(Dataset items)
· · ·
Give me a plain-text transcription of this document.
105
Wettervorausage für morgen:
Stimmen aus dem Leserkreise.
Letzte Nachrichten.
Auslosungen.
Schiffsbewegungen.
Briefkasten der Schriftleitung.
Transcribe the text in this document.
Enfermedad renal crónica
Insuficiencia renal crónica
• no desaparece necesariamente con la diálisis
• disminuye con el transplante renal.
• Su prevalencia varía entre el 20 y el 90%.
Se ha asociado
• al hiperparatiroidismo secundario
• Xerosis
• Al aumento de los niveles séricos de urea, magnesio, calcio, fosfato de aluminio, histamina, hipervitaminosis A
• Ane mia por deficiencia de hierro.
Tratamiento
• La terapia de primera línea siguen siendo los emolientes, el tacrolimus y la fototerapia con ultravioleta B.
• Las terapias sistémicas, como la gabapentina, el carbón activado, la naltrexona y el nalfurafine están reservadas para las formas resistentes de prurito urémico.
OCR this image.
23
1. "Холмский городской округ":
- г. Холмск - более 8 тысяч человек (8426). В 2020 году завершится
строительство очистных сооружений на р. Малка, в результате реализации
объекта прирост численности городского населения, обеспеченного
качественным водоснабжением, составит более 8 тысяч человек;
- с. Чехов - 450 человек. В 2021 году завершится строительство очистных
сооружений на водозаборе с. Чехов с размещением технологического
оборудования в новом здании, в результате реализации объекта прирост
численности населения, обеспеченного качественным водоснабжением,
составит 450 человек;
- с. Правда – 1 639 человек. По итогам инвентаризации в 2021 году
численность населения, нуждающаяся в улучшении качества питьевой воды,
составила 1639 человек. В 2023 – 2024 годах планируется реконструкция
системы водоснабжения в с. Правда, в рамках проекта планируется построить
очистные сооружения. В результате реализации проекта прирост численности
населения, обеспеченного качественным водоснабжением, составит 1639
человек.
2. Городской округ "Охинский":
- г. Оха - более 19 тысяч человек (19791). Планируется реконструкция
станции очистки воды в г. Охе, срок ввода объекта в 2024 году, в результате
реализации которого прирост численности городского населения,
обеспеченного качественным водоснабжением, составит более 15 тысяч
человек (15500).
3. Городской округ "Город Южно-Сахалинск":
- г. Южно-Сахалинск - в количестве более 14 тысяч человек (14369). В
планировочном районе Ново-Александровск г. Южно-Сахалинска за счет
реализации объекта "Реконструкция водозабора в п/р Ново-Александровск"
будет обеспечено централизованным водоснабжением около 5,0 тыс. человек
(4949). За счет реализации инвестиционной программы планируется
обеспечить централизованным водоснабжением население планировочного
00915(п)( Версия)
· · ·
• Work to complete: Copy each entry exactly, with nothing added or dropped.

• Response to the task:
Give me a plain-text transcription of this document.
105
Wettervorausage für morgen:
Stimmen aus dem Leserkreise.
Letzte Nachrichten.
Auslosungen.
Schiffsbewegungen.
Briefkasten der Schriftleitung.
Transcribe the text in this document.
Enfermedad renal crónica
Insuficiencia renal crónica
• no desaparece necesariamente con la diálisis
• disminuye con el transplante renal.
• Su prevalencia varía entre el 20 y el 90%.
Se ha asociado
• al hiperparatiroidismo secundario
• Xerosis
• Al aumento de los niveles séricos de urea, magnesio, calcio, fosfato de aluminio, histamina, hipervitaminosis A
• Ane mia por deficiencia de hierro.
Tratamiento
• La terapia de primera línea siguen siendo los emolientes, el tacrolimus y la fototerapia con ultravioleta B.
• Las terapias sistémicas, como la gabapentina, el carbón activado, la naltrexona y el nalfurafine están reservadas para las formas resistentes de prurito urémico.
OCR this image.
23
1. "Холмский городской округ":
- г. Холмск - более 8 тысяч человек (8426). В 2020 году завершится
строительство очистных сооружений на р. Малка, в результате реализации
объекта прирост численности городского населения, обеспеченного
качественным водоснабжением, составит более 8 тысяч человек;
- с. Чехов - 450 человек. В 2021 году завершится строительство очистных
сооружений на водозаборе с. Чехов с размещением технологического
оборудования в новом здании, в результате реализации объекта прирост
численности населения, обеспеченного качественным водоснабжением,
составит 450 человек;
- с. Правда – 1 639 человек. По итогам инвентаризации в 2021 году
численность населения, нуждающаяся в улучшении качества питьевой воды,
составила 1639 человек. В 2023 – 2024 годах планируется реконструкция
системы водоснабжения в с. Правда, в рамках проекта планируется построить
очистные сооружения. В результате реализации проекта прирост численности
населения, обеспеченного качественным водоснабжением, составит 1639
человек.
2. Городской округ "Охинский":
- г. Оха - более 19 тысяч человек (19791). Планируется реконструкция
станции очистки воды в г. Охе, срок ввода объекта в 2024 году, в результате
реализации которого прирост численности городского населения,
обеспеченного качественным водоснабжением, составит более 15 тысяч
человек (15500).
3. Городской округ "Город Южно-Сахалинск":
- г. Южно-Сахалинск - в количестве более 14 тысяч человек (14369). В
планировочном районе Ново-Александровск г. Южно-Сахалинска за счет
реализации объекта "Реконструкция водозабора в п/р Ново-Александровск"
будет обеспечено централизованным водоснабжением около 5,0 тыс. человек
(4949). За счет реализации инвестиционной программы планируется
обеспечить централизованным водоснабжением население планировочного
00915(п)( Версия)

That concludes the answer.